--- DATA ---
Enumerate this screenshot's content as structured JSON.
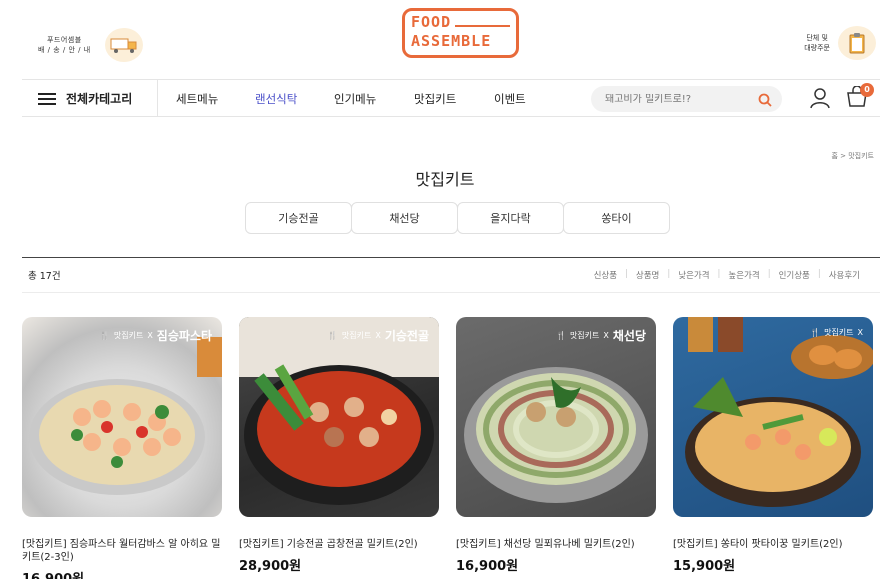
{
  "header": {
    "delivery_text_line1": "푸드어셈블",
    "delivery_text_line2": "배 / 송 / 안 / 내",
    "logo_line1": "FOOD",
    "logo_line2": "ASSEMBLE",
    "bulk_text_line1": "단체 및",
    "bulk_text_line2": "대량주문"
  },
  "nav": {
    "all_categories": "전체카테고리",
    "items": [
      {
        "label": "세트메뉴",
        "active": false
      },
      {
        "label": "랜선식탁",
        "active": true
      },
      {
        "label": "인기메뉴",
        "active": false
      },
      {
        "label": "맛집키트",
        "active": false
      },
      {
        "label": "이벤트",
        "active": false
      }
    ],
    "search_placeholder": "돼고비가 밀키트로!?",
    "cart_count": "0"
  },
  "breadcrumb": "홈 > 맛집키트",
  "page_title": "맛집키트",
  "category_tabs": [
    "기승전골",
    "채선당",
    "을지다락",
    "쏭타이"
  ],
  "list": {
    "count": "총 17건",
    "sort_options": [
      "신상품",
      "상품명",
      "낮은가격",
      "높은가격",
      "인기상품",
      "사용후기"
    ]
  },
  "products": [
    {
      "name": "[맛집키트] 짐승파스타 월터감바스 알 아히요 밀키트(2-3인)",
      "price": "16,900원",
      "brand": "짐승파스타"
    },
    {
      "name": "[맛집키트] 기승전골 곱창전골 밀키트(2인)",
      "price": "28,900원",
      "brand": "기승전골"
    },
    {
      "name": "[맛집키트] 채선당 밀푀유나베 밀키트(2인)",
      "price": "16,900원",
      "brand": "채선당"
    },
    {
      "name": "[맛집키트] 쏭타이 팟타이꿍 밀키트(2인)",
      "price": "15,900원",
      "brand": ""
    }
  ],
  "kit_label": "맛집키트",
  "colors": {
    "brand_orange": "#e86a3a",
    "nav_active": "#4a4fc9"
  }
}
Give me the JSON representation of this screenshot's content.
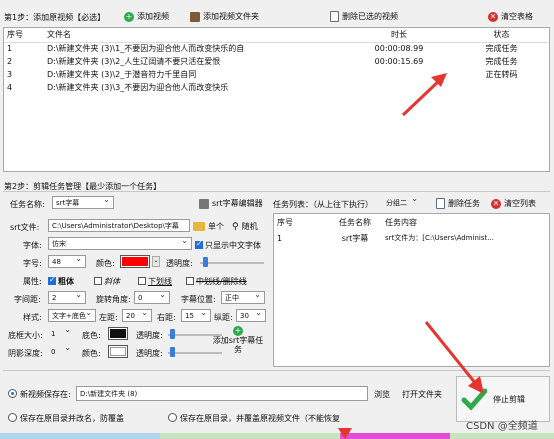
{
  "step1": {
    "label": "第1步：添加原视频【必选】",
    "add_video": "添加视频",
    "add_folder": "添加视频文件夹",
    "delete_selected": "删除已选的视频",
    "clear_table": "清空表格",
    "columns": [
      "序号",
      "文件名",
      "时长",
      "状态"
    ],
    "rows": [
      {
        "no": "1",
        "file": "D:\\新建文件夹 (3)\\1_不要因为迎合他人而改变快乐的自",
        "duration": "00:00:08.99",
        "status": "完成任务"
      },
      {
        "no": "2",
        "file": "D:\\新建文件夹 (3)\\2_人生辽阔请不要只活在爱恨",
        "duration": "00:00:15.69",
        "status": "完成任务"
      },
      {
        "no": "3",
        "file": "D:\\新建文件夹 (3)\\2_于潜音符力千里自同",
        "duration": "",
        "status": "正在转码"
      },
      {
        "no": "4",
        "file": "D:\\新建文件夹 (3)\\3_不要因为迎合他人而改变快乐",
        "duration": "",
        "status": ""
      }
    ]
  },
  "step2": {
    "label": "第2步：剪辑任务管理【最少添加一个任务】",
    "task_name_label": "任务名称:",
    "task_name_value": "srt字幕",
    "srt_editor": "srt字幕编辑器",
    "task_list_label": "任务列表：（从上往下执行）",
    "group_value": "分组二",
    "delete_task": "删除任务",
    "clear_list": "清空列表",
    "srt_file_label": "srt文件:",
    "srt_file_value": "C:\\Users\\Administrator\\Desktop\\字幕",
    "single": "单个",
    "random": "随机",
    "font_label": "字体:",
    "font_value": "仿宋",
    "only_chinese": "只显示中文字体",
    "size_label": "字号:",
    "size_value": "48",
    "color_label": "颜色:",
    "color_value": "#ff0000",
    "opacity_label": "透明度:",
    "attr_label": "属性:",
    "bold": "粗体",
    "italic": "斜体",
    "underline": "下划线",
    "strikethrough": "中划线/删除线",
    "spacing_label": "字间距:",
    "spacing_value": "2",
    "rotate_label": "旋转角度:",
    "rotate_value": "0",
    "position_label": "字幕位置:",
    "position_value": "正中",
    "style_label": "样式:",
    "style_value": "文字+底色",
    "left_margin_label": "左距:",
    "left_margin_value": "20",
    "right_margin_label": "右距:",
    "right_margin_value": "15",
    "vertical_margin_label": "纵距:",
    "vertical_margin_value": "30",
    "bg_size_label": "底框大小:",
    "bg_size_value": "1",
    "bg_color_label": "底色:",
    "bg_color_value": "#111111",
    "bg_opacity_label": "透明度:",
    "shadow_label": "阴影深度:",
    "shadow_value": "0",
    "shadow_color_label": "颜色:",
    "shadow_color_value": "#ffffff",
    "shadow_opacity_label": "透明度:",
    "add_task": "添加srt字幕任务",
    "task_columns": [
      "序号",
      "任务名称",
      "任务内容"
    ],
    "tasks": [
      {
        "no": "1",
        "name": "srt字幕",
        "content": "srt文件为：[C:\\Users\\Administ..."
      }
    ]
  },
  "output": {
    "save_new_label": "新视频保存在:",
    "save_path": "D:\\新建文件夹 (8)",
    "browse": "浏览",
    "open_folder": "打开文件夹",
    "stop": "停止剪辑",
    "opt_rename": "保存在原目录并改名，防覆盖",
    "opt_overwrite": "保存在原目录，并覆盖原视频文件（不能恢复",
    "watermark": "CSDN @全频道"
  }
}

--- CHALLENGE ---
Repeat the data exactly, dropping every picture it holds.

--- RESULT ---
Enumerate this screenshot's content as structured JSON.
{
  "header": {
    "delivery_text_line1": "푸드어셈블",
    "delivery_text_line2": "배 / 송 / 안 / 내",
    "logo_line1": "FOOD",
    "logo_line2": "ASSEMBLE",
    "bulk_text_line1": "단체 및",
    "bulk_text_line2": "대량주문"
  },
  "nav": {
    "all_categories": "전체카테고리",
    "items": [
      {
        "label": "세트메뉴",
        "active": false
      },
      {
        "label": "랜선식탁",
        "active": true
      },
      {
        "label": "인기메뉴",
        "active": false
      },
      {
        "label": "맛집키트",
        "active": false
      },
      {
        "label": "이벤트",
        "active": false
      }
    ],
    "search_placeholder": "돼고비가 밀키트로!?",
    "cart_count": "0"
  },
  "breadcrumb": "홈 > 맛집키트",
  "page_title": "맛집키트",
  "category_tabs": [
    "기승전골",
    "채선당",
    "을지다락",
    "쏭타이"
  ],
  "list": {
    "count": "총 17건",
    "sort_options": [
      "신상품",
      "상품명",
      "낮은가격",
      "높은가격",
      "인기상품",
      "사용후기"
    ]
  },
  "products": [
    {
      "name": "[맛집키트] 짐승파스타 월터감바스 알 아히요 밀키트(2-3인)",
      "price": "16,900원",
      "brand": "짐승파스타"
    },
    {
      "name": "[맛집키트] 기승전골 곱창전골 밀키트(2인)",
      "price": "28,900원",
      "brand": "기승전골"
    },
    {
      "name": "[맛집키트] 채선당 밀푀유나베 밀키트(2인)",
      "price": "16,900원",
      "brand": "채선당"
    },
    {
      "name": "[맛집키트] 쏭타이 팟타이꿍 밀키트(2인)",
      "price": "15,900원",
      "brand": ""
    }
  ],
  "kit_label": "맛집키트",
  "colors": {
    "brand_orange": "#e86a3a",
    "nav_active": "#4a4fc9"
  }
}
Give me the JSON representation of this screenshot's content.
{
  "step1": {
    "label": "第1步：添加原视频【必选】",
    "add_video": "添加视频",
    "add_folder": "添加视频文件夹",
    "delete_selected": "删除已选的视频",
    "clear_table": "清空表格",
    "columns": [
      "序号",
      "文件名",
      "时长",
      "状态"
    ],
    "rows": [
      {
        "no": "1",
        "file": "D:\\新建文件夹 (3)\\1_不要因为迎合他人而改变快乐的自",
        "duration": "00:00:08.99",
        "status": "完成任务"
      },
      {
        "no": "2",
        "file": "D:\\新建文件夹 (3)\\2_人生辽阔请不要只活在爱恨",
        "duration": "00:00:15.69",
        "status": "完成任务"
      },
      {
        "no": "3",
        "file": "D:\\新建文件夹 (3)\\2_于潜音符力千里自同",
        "duration": "",
        "status": "正在转码"
      },
      {
        "no": "4",
        "file": "D:\\新建文件夹 (3)\\3_不要因为迎合他人而改变快乐",
        "duration": "",
        "status": ""
      }
    ]
  },
  "step2": {
    "label": "第2步：剪辑任务管理【最少添加一个任务】",
    "task_name_label": "任务名称:",
    "task_name_value": "srt字幕",
    "srt_editor": "srt字幕编辑器",
    "task_list_label": "任务列表：（从上往下执行）",
    "group_value": "分组二",
    "delete_task": "删除任务",
    "clear_list": "清空列表",
    "srt_file_label": "srt文件:",
    "srt_file_value": "C:\\Users\\Administrator\\Desktop\\字幕",
    "single": "单个",
    "random": "随机",
    "font_label": "字体:",
    "font_value": "仿宋",
    "only_chinese": "只显示中文字体",
    "size_label": "字号:",
    "size_value": "48",
    "color_label": "颜色:",
    "color_value": "#ff0000",
    "opacity_label": "透明度:",
    "attr_label": "属性:",
    "bold": "粗体",
    "italic": "斜体",
    "underline": "下划线",
    "strikethrough": "中划线/删除线",
    "spacing_label": "字间距:",
    "spacing_value": "2",
    "rotate_label": "旋转角度:",
    "rotate_value": "0",
    "position_label": "字幕位置:",
    "position_value": "正中",
    "style_label": "样式:",
    "style_value": "文字+底色",
    "left_margin_label": "左距:",
    "left_margin_value": "20",
    "right_margin_label": "右距:",
    "right_margin_value": "15",
    "vertical_margin_label": "纵距:",
    "vertical_margin_value": "30",
    "bg_size_label": "底框大小:",
    "bg_size_value": "1",
    "bg_color_label": "底色:",
    "bg_color_value": "#111111",
    "bg_opacity_label": "透明度:",
    "shadow_label": "阴影深度:",
    "shadow_value": "0",
    "shadow_color_label": "颜色:",
    "shadow_color_value": "#ffffff",
    "shadow_opacity_label": "透明度:",
    "add_task": "添加srt字幕任务",
    "task_columns": [
      "序号",
      "任务名称",
      "任务内容"
    ],
    "tasks": [
      {
        "no": "1",
        "name": "srt字幕",
        "content": "srt文件为：[C:\\Users\\Administ..."
      }
    ]
  },
  "output": {
    "save_new_label": "新视频保存在:",
    "save_path": "D:\\新建文件夹 (8)",
    "browse": "浏览",
    "open_folder": "打开文件夹",
    "stop": "停止剪辑",
    "opt_rename": "保存在原目录并改名，防覆盖",
    "opt_overwrite": "保存在原目录，并覆盖原视频文件（不能恢复",
    "watermark": "CSDN @全频道"
  }
}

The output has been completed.